- _Given exercise_
Find all lines in the listing that include the word "NATタイマー", then copy them.

(Saved entries)
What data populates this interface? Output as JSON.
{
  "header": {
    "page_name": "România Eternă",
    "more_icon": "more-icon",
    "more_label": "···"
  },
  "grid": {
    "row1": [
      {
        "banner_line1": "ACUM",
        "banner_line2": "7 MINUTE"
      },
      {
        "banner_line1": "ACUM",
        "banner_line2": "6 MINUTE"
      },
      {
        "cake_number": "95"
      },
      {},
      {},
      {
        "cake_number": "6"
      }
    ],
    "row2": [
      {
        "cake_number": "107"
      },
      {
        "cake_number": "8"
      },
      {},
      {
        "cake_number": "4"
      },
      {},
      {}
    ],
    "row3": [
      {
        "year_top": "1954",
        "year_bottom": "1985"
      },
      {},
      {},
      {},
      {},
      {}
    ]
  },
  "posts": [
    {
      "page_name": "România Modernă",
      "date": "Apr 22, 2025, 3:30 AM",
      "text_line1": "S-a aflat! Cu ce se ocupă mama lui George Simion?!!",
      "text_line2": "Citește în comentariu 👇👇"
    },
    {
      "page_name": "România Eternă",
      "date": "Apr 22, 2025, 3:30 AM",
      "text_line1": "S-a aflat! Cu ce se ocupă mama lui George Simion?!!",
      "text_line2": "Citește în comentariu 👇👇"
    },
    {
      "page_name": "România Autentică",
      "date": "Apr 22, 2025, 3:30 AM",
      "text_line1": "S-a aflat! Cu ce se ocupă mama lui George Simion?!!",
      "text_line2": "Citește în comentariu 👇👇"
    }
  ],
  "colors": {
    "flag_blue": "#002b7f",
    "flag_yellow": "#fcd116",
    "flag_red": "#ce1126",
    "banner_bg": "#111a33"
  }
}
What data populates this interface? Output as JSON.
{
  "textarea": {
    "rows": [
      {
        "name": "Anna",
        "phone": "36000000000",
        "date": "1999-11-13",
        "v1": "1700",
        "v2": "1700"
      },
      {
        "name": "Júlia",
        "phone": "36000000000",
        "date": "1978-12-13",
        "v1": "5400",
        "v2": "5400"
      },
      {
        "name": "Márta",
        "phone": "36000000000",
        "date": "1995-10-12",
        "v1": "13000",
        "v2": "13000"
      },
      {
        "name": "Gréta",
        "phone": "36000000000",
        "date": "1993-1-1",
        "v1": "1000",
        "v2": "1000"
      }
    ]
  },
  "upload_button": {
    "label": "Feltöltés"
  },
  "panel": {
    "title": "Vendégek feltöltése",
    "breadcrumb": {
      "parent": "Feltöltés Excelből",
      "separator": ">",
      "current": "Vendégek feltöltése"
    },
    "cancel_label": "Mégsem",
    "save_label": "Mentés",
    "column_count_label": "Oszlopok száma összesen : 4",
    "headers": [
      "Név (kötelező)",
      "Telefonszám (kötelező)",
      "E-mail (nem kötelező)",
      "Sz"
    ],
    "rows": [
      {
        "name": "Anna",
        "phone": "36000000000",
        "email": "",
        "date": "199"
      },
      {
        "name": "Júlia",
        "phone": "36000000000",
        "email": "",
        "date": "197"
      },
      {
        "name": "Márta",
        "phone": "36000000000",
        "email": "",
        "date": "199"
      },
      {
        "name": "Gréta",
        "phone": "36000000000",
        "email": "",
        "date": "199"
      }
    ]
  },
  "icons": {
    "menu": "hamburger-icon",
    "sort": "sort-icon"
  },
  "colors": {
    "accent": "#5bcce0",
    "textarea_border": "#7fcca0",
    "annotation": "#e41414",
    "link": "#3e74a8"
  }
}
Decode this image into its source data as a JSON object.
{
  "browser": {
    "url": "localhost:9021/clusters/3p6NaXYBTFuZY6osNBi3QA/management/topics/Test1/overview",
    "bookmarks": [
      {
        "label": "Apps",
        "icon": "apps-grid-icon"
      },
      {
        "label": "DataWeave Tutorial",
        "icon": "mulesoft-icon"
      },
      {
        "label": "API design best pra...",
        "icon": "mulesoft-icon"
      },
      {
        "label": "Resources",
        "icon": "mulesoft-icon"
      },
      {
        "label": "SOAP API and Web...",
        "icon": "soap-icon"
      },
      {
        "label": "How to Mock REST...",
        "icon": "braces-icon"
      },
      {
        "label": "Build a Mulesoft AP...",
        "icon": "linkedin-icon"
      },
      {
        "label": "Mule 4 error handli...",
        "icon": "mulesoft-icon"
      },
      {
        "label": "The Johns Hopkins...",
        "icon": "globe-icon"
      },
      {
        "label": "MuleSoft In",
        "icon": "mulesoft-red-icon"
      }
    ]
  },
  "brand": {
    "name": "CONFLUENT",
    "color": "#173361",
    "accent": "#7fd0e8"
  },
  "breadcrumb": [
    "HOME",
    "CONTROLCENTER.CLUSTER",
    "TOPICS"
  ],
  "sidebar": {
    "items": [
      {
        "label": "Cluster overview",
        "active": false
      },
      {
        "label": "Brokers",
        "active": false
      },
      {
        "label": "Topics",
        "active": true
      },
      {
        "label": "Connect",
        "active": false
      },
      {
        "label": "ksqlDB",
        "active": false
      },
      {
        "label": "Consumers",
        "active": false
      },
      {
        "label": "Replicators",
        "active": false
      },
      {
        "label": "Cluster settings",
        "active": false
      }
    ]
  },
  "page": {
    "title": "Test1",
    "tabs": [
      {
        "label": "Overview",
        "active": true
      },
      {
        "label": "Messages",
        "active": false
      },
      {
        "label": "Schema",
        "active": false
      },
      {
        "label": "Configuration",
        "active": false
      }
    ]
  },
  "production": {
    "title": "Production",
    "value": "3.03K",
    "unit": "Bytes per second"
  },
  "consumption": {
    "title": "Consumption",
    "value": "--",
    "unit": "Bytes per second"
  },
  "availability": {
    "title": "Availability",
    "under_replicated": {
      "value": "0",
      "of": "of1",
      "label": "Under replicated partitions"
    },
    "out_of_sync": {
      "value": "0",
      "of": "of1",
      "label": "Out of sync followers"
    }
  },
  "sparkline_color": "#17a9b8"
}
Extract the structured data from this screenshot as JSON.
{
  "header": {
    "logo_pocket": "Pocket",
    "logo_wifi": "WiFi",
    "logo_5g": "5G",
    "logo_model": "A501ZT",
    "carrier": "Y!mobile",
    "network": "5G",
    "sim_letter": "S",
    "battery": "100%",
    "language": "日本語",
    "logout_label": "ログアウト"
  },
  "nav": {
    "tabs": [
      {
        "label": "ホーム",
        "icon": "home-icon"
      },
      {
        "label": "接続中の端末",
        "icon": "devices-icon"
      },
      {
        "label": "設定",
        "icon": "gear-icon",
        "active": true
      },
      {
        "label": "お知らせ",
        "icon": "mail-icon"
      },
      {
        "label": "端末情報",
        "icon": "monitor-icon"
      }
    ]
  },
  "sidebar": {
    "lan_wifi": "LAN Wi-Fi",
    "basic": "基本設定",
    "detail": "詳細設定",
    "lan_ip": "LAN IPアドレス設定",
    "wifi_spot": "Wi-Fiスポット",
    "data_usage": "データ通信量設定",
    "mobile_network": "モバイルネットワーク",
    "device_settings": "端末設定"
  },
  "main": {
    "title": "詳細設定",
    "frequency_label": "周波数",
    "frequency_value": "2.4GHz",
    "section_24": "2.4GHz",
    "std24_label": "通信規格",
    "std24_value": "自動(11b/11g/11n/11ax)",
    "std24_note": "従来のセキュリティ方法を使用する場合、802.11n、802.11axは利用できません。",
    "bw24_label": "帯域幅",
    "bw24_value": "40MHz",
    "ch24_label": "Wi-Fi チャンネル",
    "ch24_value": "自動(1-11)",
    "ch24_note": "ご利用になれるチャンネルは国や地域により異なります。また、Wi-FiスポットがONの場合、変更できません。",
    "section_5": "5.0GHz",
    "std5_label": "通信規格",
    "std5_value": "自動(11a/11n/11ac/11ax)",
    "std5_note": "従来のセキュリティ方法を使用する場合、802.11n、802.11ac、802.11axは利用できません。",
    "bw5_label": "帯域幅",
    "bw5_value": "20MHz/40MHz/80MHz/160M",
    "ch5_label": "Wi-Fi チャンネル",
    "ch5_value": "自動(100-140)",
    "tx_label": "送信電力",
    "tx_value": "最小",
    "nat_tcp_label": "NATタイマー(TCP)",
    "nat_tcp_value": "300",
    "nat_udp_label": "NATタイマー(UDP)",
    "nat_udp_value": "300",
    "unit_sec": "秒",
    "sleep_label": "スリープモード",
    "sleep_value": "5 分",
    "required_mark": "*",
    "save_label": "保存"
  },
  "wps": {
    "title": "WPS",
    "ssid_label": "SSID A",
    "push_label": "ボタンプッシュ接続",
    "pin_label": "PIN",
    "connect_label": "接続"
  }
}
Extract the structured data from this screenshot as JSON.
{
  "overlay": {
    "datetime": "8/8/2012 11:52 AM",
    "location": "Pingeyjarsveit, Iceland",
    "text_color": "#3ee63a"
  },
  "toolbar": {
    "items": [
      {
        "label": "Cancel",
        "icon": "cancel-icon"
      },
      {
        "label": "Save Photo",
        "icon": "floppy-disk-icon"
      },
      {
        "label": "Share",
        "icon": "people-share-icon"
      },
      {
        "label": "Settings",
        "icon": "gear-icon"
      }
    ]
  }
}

- _Response to this task_
    "nat_tcp_label": "NATタイマー(TCP)",
    "nat_udp_label": "NATタイマー(UDP)",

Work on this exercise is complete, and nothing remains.